*Required action*.
Which lines of the entries below contain the string "marker"? Copy each one.

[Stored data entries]
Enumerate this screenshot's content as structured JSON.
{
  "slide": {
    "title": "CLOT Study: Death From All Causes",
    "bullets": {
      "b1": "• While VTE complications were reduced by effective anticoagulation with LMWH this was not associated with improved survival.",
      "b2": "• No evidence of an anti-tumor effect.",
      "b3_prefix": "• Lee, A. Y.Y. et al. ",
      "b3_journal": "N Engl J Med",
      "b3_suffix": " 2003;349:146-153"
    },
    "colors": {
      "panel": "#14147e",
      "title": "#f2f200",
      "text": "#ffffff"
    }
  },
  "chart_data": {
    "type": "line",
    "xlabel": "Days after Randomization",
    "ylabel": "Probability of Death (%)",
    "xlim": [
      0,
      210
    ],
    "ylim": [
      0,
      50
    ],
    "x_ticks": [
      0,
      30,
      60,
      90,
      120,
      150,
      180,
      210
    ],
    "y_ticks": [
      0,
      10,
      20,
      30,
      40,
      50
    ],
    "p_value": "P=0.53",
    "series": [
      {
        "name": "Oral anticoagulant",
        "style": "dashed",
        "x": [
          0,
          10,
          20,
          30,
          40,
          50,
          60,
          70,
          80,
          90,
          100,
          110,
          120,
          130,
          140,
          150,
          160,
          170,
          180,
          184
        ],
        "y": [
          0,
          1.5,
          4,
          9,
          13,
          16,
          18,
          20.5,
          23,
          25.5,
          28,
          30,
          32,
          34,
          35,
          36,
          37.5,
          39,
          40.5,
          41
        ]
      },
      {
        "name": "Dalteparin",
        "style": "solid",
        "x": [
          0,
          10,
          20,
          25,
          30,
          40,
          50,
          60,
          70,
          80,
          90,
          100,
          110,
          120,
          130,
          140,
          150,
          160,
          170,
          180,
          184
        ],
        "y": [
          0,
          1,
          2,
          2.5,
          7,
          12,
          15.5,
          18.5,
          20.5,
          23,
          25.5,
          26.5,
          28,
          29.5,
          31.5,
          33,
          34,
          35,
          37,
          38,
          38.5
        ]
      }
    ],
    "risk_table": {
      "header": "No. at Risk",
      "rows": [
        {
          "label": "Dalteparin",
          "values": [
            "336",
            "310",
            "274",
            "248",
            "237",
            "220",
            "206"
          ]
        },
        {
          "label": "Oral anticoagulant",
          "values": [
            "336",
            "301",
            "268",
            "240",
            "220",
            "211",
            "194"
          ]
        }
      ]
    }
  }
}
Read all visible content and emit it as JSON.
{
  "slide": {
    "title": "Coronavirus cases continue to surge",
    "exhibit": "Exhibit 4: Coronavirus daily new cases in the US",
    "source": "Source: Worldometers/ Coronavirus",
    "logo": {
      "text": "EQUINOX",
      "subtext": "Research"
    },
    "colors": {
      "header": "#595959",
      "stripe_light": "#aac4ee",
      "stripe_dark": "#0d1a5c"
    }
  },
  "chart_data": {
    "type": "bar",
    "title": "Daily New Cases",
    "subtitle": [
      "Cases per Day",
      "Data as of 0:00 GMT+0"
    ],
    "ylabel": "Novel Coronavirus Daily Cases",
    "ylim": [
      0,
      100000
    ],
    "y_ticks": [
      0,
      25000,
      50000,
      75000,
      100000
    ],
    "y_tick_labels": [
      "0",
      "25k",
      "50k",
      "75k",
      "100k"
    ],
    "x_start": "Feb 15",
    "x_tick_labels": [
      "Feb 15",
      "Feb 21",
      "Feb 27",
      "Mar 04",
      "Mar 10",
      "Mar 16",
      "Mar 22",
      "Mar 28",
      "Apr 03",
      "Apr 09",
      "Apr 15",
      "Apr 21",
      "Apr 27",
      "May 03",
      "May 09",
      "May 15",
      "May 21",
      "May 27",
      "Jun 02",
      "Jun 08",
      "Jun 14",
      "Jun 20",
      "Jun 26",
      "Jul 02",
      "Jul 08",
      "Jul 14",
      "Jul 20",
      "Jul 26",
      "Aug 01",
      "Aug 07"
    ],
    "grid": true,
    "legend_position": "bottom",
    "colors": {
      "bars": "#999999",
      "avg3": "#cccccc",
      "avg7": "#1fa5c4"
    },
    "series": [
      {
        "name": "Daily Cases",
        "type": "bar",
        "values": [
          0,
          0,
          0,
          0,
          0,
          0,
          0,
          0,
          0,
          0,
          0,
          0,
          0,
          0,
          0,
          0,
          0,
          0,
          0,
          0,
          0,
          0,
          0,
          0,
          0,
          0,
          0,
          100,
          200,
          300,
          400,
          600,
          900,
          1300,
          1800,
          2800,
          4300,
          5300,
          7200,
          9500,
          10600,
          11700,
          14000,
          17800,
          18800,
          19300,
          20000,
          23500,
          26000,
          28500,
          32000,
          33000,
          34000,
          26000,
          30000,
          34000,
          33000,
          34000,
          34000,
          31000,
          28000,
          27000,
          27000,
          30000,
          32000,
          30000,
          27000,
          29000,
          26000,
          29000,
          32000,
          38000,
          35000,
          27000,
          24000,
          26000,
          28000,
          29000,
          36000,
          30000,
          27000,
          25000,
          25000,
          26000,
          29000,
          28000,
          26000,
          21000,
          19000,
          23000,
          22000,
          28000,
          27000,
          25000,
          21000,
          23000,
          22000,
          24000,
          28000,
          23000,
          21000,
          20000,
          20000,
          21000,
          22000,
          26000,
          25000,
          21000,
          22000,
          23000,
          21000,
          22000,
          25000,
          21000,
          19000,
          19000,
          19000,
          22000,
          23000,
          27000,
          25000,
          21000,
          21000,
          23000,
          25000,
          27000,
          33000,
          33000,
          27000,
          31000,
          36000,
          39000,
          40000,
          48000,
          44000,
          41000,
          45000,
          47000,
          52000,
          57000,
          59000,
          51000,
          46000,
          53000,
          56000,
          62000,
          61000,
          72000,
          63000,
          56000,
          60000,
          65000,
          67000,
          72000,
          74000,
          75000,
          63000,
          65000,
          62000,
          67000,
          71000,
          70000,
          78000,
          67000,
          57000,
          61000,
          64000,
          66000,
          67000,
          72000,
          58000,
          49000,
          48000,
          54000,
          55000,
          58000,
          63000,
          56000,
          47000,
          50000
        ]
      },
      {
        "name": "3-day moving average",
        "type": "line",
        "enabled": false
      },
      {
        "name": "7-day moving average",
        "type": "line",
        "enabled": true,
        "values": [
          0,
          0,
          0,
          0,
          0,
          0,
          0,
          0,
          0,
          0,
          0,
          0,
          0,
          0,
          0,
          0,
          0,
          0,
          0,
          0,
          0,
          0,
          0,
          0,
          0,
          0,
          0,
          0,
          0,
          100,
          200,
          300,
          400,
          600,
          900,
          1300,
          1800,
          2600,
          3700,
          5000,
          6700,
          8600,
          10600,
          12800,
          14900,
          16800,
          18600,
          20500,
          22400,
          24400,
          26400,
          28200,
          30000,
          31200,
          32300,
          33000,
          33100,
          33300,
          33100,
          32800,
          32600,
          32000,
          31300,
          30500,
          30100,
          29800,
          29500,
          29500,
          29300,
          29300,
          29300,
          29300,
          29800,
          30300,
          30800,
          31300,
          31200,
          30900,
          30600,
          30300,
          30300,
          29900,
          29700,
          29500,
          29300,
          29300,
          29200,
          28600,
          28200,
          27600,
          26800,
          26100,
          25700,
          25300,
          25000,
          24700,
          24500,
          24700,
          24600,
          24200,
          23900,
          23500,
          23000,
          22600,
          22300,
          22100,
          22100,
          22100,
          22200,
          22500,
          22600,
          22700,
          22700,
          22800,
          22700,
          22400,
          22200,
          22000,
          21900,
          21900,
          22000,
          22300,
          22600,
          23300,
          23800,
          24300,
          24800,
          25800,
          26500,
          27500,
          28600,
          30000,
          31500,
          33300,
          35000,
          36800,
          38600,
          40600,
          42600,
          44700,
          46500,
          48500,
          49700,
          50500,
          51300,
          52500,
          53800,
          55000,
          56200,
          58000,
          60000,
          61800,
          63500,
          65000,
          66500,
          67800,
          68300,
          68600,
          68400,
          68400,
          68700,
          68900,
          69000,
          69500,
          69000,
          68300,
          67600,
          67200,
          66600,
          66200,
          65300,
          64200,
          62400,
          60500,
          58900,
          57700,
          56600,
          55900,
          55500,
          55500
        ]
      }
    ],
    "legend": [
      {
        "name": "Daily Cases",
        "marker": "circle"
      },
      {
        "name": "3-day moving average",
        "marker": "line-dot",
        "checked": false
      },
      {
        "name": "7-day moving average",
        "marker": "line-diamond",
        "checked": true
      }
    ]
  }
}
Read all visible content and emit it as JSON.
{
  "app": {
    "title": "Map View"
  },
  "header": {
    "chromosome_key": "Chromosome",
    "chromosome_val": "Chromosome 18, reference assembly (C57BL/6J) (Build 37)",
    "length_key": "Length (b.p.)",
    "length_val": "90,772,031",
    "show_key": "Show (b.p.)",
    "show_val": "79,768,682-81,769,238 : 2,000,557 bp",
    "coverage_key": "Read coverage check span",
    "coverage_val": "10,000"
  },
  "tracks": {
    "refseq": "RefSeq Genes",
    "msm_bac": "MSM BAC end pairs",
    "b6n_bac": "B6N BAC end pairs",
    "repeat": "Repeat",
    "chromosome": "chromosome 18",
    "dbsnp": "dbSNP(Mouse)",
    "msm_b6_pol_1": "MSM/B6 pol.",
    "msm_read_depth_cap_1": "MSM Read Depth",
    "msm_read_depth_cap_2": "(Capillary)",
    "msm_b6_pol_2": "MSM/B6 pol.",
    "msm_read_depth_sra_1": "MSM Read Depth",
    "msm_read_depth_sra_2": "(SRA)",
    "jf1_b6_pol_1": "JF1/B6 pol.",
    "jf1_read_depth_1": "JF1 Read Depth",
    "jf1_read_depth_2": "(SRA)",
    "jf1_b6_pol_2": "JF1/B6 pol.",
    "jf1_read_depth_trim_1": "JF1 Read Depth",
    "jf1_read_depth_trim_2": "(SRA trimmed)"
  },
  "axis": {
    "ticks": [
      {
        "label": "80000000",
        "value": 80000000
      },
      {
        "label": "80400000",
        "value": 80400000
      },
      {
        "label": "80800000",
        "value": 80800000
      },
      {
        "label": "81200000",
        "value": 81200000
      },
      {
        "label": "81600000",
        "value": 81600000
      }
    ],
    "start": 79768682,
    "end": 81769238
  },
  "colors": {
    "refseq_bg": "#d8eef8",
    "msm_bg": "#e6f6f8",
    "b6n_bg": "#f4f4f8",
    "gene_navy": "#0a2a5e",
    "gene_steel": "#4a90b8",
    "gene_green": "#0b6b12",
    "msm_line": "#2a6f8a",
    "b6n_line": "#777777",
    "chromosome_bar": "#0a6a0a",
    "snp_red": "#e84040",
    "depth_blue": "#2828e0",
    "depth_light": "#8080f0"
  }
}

*Output for this task*.
        "marker": "circle"
        "marker": "line-dot",
        "marker": "line-diamond",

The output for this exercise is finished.